To be done: Exactly as they appear, output all of the entries.

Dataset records

::::

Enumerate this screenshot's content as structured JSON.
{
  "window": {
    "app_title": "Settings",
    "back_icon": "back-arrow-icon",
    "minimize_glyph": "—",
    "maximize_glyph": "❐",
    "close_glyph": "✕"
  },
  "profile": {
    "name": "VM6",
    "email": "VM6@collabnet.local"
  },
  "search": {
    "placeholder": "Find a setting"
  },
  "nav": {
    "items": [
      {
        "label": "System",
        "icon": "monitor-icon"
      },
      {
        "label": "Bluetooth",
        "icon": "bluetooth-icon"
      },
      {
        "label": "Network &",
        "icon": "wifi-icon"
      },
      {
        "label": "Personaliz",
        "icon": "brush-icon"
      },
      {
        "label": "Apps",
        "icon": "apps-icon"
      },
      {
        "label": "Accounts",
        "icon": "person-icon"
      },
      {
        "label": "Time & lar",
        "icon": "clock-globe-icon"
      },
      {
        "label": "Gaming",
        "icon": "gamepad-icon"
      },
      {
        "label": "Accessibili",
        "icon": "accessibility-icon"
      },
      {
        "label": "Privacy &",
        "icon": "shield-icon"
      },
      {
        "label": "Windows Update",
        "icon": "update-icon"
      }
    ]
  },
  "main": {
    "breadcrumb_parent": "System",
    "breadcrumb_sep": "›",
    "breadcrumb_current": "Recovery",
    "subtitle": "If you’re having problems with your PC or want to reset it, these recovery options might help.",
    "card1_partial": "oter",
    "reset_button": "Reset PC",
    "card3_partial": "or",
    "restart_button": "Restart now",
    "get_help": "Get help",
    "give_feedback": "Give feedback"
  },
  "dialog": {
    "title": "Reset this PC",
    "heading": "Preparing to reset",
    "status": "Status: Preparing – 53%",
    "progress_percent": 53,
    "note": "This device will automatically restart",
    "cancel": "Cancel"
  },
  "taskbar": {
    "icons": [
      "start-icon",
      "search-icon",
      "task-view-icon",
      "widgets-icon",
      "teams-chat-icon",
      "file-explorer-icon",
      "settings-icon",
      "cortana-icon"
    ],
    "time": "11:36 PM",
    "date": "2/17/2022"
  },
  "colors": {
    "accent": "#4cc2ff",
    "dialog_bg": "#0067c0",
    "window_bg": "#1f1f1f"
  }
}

::::

Answer for this exercise:
Enumerate this screenshot's content as structured JSON.
{
  "window": {
    "app_title": "Settings",
    "back_icon": "back-arrow-icon",
    "minimize_glyph": "—",
    "maximize_glyph": "❐",
    "close_glyph": "✕"
  },
  "profile": {
    "name": "VM6",
    "email": "VM6@collabnet.local"
  },
  "search": {
    "placeholder": "Find a setting"
  },
  "nav": {
    "items": [
      {
        "label": "System",
        "icon": "monitor-icon"
      },
      {
        "label": "Bluetooth",
        "icon": "bluetooth-icon"
      },
      {
        "label": "Network &",
        "icon": "wifi-icon"
      },
      {
        "label": "Personaliz",
        "icon": "brush-icon"
      },
      {
        "label": "Apps",
        "icon": "apps-icon"
      },
      {
        "label": "Accounts",
        "icon": "person-icon"
      },
      {
        "label": "Time & lar",
        "icon": "clock-globe-icon"
      },
      {
        "label": "Gaming",
        "icon": "gamepad-icon"
      },
      {
        "label": "Accessibili",
        "icon": "accessibility-icon"
      },
      {
        "label": "Privacy &",
        "icon": "shield-icon"
      },
      {
        "label": "Windows Update",
        "icon": "update-icon"
      }
    ]
  },
  "main": {
    "breadcrumb_parent": "System",
    "breadcrumb_sep": "›",
    "breadcrumb_current": "Recovery",
    "subtitle": "If you’re having problems with your PC or want to reset it, these recovery options might help.",
    "card1_partial": "oter",
    "reset_button": "Reset PC",
    "card3_partial": "or",
    "restart_button": "Restart now",
    "get_help": "Get help",
    "give_feedback": "Give feedback"
  },
  "dialog": {
    "title": "Reset this PC",
    "heading": "Preparing to reset",
    "status": "Status: Preparing – 53%",
    "progress_percent": 53,
    "note": "This device will automatically restart",
    "cancel": "Cancel"
  },
  "taskbar": {
    "icons": [
      "start-icon",
      "search-icon",
      "task-view-icon",
      "widgets-icon",
      "teams-chat-icon",
      "file-explorer-icon",
      "settings-icon",
      "cortana-icon"
    ],
    "time": "11:36 PM",
    "date": "2/17/2022"
  },
  "colors": {
    "accent": "#4cc2ff",
    "dialog_bg": "#0067c0",
    "window_bg": "#1f1f1f"
  }
}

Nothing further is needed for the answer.